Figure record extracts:
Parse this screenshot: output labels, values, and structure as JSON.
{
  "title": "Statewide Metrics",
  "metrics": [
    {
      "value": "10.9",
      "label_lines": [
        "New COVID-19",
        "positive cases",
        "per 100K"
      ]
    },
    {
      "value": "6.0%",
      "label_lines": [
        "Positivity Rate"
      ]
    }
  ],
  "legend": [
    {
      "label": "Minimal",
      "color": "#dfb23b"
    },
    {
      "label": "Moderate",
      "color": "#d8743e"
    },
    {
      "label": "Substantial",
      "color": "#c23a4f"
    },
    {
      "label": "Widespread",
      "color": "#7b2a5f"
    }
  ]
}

Prompt: Make an exact copy of the data above.

Response for this exercise:
Parse this screenshot: output labels, values, and structure as JSON.
{
  "title": "Statewide Metrics",
  "metrics": [
    {
      "value": "10.9",
      "label_lines": [
        "New COVID-19",
        "positive cases",
        "per 100K"
      ]
    },
    {
      "value": "6.0%",
      "label_lines": [
        "Positivity Rate"
      ]
    }
  ],
  "legend": [
    {
      "label": "Minimal",
      "color": "#dfb23b"
    },
    {
      "label": "Moderate",
      "color": "#d8743e"
    },
    {
      "label": "Substantial",
      "color": "#c23a4f"
    },
    {
      "label": "Widespread",
      "color": "#7b2a5f"
    }
  ]
}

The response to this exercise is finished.